§ EXERCISE PROMPT:
Replace "brushing-point" with "treated-point" throughout the rows below, keeping every other line unchanged, and omit the pictures from your answer.

(begin)

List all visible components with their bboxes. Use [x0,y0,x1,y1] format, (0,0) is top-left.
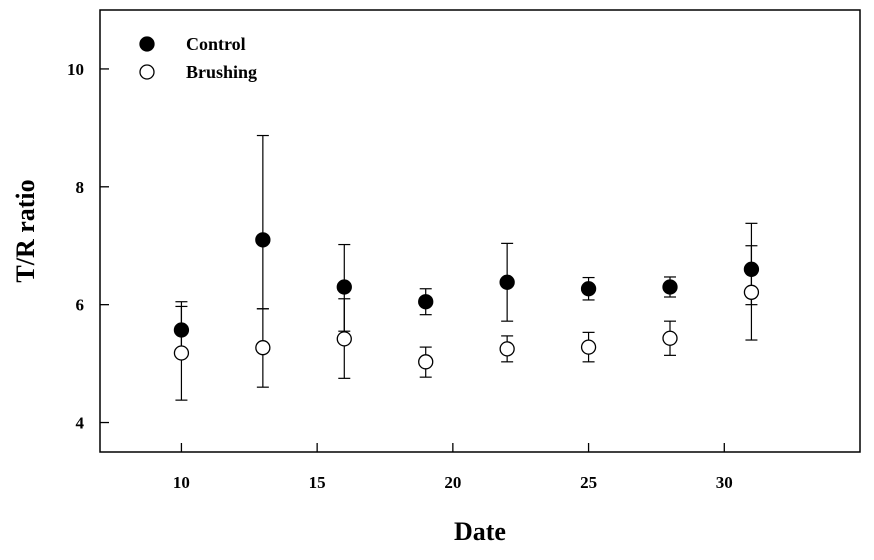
x-tick-label: 25 [580,473,597,492]
control-point [255,232,271,248]
y-tick-label: 6 [76,296,85,315]
legend-marker-control [139,36,155,52]
brushing-point [418,354,434,370]
control-point [580,281,597,297]
x-axis-label: Date [454,517,506,546]
legend-label-brushing: Brushing [186,62,257,82]
brushing-point [662,330,678,346]
brushing-point [499,341,515,357]
brushing-point [743,284,760,300]
control-point [418,294,434,310]
brushing-point [255,340,271,356]
error-bars [175,134,758,401]
y-axis-label: T/R ratio [11,179,40,282]
x-tick-label: 15 [309,473,326,492]
brushing-point [336,331,352,347]
legend-label-control: Control [186,34,246,54]
x-tick-label: 20 [444,473,461,492]
control-point [336,279,352,295]
control-point [743,261,760,277]
control-point [662,279,678,295]
brushing-point [173,345,190,361]
data-points [173,232,760,370]
y-tick-label: 4 [76,414,85,433]
control-point [173,322,190,338]
y-tick-label: 10 [67,60,84,79]
legend-marker-brushing [139,64,155,80]
legend: Control Brushing [139,34,257,82]
x-tick-label: 10 [173,473,190,492]
y-tick-label: 8 [76,178,85,197]
brushing-point [580,339,597,355]
x-tick-label: 30 [716,473,733,492]
control-point [499,274,515,290]
axis-ticks: 10 15 20 25 30 4 6 8 10 [67,60,733,492]
plot-frame [99,9,861,453]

(end)

§ ANSWER FOR THE TASK:
List all visible components with their bboxes. Use [x0,y0,x1,y1] format, (0,0) is top-left.
x-tick-label: 25 [580,473,597,492]
control-point [255,232,271,248]
y-tick-label: 6 [76,296,85,315]
legend-marker-control [139,36,155,52]
treated-point [418,354,434,370]
control-point [580,281,597,297]
x-axis-label: Date [454,517,506,546]
legend-label-brushing: Brushing [186,62,257,82]
treated-point [662,330,678,346]
treated-point [499,341,515,357]
treated-point [743,284,760,300]
control-point [418,294,434,310]
treated-point [255,340,271,356]
error-bars [175,134,758,401]
y-axis-label: T/R ratio [11,179,40,282]
x-tick-label: 15 [309,473,326,492]
treated-point [336,331,352,347]
legend-label-control: Control [186,34,246,54]
x-tick-label: 20 [444,473,461,492]
control-point [336,279,352,295]
control-point [743,261,760,277]
control-point [662,279,678,295]
treated-point [173,345,190,361]
data-points [173,232,760,370]
y-tick-label: 4 [76,414,85,433]
control-point [173,322,190,338]
y-tick-label: 10 [67,60,84,79]
legend-marker-brushing [139,64,155,80]
legend: Control Brushing [139,34,257,82]
x-tick-label: 10 [173,473,190,492]
y-tick-label: 8 [76,178,85,197]
treated-point [580,339,597,355]
x-tick-label: 30 [716,473,733,492]
control-point [499,274,515,290]
axis-ticks: 10 15 20 25 30 4 6 8 10 [67,60,733,492]
plot-frame [99,9,861,453]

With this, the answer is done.